** START OF Data supplied **

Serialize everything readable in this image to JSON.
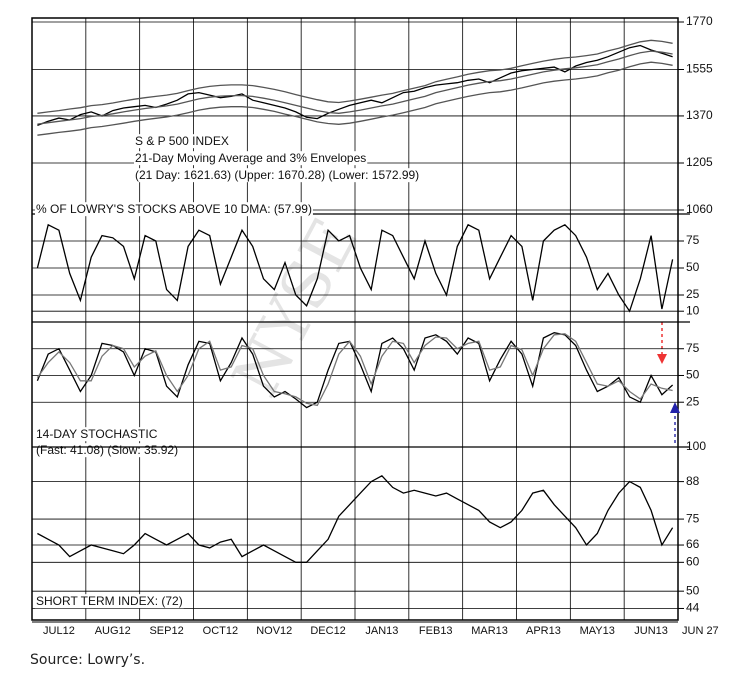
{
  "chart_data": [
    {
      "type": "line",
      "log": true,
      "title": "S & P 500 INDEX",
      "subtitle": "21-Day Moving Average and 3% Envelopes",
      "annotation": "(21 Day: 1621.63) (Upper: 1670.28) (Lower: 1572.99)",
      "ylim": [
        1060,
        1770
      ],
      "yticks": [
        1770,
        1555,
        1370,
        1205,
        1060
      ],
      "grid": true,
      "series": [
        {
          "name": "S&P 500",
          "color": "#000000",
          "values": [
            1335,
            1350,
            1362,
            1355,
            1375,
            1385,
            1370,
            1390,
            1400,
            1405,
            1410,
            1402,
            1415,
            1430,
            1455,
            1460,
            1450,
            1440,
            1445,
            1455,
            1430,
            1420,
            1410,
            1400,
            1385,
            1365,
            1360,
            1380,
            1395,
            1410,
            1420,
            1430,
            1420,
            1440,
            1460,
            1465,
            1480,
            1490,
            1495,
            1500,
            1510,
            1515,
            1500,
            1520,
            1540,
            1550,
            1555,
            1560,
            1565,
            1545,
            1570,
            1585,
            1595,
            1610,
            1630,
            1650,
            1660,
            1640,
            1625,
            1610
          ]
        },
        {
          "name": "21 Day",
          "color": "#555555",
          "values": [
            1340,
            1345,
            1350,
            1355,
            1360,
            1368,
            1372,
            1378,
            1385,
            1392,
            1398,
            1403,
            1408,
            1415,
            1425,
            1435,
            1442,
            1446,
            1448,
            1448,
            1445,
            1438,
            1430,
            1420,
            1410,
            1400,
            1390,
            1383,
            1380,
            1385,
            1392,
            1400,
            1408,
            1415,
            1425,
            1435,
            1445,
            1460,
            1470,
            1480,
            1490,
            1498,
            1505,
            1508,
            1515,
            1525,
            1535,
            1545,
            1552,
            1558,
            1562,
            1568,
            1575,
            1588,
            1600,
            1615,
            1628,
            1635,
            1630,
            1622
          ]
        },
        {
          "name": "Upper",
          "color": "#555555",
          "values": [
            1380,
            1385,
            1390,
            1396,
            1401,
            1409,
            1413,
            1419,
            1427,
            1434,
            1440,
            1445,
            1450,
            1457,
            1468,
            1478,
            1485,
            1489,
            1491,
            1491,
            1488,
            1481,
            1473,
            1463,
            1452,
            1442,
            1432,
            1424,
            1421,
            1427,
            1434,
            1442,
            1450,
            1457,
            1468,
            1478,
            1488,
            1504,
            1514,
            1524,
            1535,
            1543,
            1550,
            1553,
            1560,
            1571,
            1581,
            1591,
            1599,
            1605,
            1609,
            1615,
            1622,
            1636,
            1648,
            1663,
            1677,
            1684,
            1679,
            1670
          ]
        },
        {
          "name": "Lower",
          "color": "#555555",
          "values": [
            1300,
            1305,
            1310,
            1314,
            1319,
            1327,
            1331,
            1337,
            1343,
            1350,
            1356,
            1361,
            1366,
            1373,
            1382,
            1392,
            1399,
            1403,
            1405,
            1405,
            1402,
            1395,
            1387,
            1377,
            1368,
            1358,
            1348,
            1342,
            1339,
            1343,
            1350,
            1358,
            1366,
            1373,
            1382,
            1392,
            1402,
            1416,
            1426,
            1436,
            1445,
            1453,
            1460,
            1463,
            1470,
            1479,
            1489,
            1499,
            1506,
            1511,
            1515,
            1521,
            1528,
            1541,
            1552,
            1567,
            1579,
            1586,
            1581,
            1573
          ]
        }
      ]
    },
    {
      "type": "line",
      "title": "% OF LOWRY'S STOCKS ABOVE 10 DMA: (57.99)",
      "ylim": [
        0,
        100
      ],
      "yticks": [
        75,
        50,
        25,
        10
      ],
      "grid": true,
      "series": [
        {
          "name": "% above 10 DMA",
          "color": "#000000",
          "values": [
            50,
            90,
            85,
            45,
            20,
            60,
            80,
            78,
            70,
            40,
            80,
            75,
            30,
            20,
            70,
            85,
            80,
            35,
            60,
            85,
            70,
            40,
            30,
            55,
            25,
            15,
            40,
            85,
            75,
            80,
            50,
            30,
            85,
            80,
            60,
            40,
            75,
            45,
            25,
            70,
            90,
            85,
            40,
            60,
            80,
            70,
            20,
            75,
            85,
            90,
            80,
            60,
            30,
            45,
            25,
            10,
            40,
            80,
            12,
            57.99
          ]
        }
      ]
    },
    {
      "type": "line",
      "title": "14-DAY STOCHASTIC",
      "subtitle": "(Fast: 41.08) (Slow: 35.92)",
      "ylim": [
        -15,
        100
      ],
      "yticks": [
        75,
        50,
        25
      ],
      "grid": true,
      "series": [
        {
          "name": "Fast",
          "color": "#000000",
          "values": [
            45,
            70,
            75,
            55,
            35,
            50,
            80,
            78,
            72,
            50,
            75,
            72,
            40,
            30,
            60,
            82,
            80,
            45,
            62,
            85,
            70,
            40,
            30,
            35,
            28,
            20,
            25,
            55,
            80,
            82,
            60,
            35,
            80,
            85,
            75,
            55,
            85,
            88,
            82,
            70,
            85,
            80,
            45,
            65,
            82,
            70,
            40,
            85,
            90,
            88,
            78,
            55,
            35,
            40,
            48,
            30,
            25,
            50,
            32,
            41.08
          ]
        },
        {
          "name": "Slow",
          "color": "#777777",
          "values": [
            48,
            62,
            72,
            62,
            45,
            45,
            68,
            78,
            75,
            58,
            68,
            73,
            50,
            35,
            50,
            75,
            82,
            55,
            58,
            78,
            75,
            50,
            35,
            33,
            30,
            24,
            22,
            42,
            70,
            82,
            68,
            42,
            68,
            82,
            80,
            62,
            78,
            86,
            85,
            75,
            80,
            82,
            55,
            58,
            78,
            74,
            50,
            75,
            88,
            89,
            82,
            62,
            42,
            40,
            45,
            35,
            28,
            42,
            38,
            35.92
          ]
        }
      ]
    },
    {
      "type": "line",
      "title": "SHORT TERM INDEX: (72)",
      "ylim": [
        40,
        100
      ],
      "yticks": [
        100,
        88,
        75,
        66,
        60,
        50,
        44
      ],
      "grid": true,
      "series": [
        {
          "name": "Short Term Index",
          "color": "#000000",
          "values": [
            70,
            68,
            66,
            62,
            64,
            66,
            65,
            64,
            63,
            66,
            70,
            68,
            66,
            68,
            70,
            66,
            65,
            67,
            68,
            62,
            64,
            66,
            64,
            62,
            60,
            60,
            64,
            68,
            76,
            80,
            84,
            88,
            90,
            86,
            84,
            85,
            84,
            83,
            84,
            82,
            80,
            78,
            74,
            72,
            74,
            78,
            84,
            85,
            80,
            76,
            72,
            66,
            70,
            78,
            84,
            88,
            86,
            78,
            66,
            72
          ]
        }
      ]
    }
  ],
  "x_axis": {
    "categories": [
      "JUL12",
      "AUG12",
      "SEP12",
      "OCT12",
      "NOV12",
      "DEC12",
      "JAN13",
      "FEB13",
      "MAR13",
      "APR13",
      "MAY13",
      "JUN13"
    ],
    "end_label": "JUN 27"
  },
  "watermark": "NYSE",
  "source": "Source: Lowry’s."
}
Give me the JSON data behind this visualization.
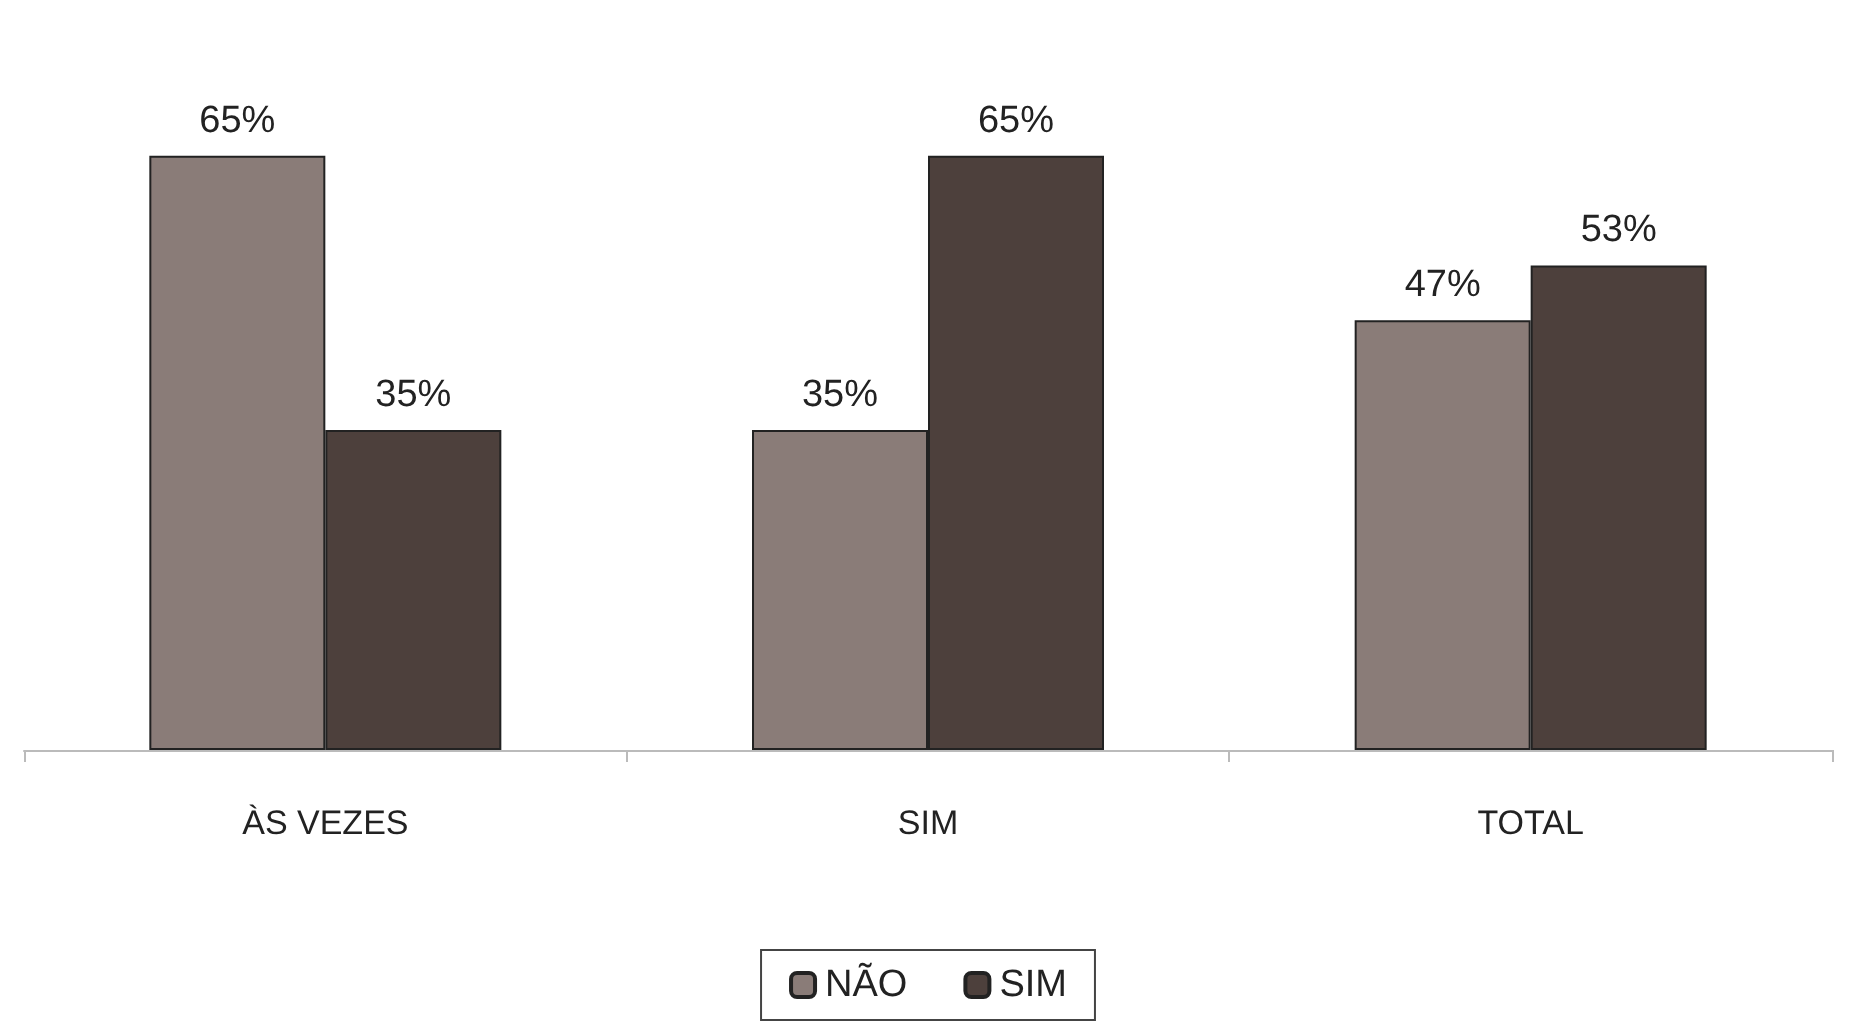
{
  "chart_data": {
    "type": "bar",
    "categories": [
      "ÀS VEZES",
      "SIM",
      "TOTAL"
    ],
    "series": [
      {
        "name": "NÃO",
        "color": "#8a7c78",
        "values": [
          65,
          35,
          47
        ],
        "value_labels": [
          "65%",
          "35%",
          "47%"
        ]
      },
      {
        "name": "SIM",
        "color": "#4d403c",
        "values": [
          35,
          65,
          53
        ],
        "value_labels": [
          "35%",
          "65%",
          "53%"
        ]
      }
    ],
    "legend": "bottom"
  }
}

** END OF Data supplied **

* **What is needed**
Do not include pictures. Copy only the lines running from the line with "Give me the" through the last line of the records, exactly as they appear.

* **Written answer**
Give me the JSON data behind this visualization.
{
  "chart_data": {
    "type": "bar",
    "categories": [
      "ÀS VEZES",
      "SIM",
      "TOTAL"
    ],
    "series": [
      {
        "name": "NÃO",
        "color": "#8a7c78",
        "values": [
          65,
          35,
          47
        ],
        "value_labels": [
          "65%",
          "35%",
          "47%"
        ]
      },
      {
        "name": "SIM",
        "color": "#4d403c",
        "values": [
          35,
          65,
          53
        ],
        "value_labels": [
          "35%",
          "65%",
          "53%"
        ]
      }
    ],
    "legend": "bottom"
  }
}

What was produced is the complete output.